* BEGIN EXERCISE INPUTS *

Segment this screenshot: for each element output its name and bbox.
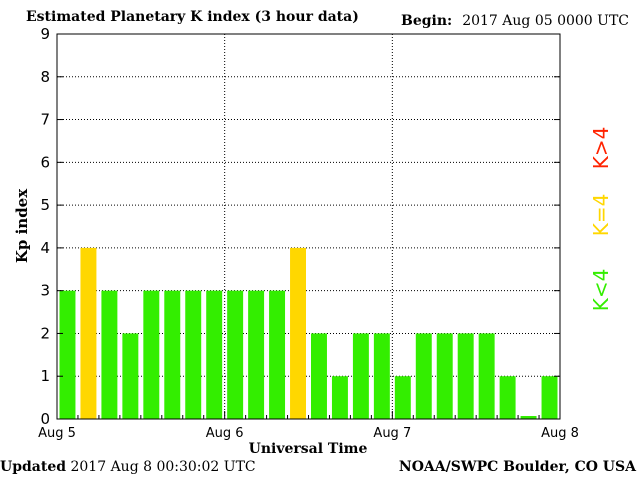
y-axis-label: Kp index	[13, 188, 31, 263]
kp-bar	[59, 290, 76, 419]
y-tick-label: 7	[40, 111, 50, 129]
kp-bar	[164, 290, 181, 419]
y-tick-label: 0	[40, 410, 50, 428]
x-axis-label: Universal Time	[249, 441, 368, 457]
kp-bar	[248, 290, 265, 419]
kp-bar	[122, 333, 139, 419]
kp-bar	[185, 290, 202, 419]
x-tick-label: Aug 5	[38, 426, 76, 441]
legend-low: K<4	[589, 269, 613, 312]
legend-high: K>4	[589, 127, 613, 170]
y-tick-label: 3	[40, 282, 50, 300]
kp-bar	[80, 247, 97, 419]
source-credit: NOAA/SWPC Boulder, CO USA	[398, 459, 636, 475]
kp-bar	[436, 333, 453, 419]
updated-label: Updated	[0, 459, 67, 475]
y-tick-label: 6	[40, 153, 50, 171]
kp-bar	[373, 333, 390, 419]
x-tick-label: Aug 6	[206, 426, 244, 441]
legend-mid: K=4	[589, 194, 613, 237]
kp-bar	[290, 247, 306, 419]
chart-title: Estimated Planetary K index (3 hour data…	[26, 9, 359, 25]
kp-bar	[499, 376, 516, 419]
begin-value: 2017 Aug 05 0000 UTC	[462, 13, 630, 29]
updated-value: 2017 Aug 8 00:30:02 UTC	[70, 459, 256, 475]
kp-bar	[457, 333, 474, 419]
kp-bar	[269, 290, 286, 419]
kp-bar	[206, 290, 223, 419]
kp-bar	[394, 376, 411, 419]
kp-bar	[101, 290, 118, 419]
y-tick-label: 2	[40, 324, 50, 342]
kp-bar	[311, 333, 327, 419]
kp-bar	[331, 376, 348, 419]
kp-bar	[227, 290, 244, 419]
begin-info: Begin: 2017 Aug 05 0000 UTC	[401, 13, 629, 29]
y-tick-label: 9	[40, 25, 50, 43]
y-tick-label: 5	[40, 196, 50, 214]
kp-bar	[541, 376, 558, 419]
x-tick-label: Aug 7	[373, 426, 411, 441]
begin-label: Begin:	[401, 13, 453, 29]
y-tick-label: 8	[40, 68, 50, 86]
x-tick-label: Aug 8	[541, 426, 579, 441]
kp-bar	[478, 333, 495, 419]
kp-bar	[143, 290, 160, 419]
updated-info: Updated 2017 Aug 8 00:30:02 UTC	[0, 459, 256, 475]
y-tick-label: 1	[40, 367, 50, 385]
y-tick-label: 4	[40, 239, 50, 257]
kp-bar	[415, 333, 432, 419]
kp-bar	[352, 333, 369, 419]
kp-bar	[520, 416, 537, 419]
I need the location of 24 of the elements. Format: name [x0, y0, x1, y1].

* END EXERCISE INPUTS *
* BEGIN EXERCISE INPUTS *

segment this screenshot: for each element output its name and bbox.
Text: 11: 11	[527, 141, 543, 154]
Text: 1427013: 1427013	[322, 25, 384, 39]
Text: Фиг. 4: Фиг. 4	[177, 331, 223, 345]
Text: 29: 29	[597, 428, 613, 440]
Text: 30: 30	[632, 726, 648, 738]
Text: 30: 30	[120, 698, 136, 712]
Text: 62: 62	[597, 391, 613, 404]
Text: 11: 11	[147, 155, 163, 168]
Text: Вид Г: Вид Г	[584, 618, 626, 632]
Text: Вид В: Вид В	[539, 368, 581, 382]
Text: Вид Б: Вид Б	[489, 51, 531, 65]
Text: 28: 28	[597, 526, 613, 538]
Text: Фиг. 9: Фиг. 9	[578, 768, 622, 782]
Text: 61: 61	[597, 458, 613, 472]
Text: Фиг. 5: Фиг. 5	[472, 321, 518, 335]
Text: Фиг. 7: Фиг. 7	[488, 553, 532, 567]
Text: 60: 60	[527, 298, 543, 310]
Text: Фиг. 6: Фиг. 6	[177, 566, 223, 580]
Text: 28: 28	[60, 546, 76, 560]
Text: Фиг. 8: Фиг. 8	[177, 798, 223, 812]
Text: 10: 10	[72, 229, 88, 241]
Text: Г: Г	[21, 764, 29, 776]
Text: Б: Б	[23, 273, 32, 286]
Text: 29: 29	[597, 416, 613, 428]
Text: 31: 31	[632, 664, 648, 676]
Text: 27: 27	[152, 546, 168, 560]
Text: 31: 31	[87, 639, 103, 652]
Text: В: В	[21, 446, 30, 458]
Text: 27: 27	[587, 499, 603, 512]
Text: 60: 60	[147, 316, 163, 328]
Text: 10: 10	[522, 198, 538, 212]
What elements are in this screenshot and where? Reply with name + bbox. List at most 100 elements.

* END EXERCISE INPUTS *

#### PROBLEM DESCRIPTION
Count the lines in the source records that contain the word "each". Reply with the number only.

#### THE REPLY
2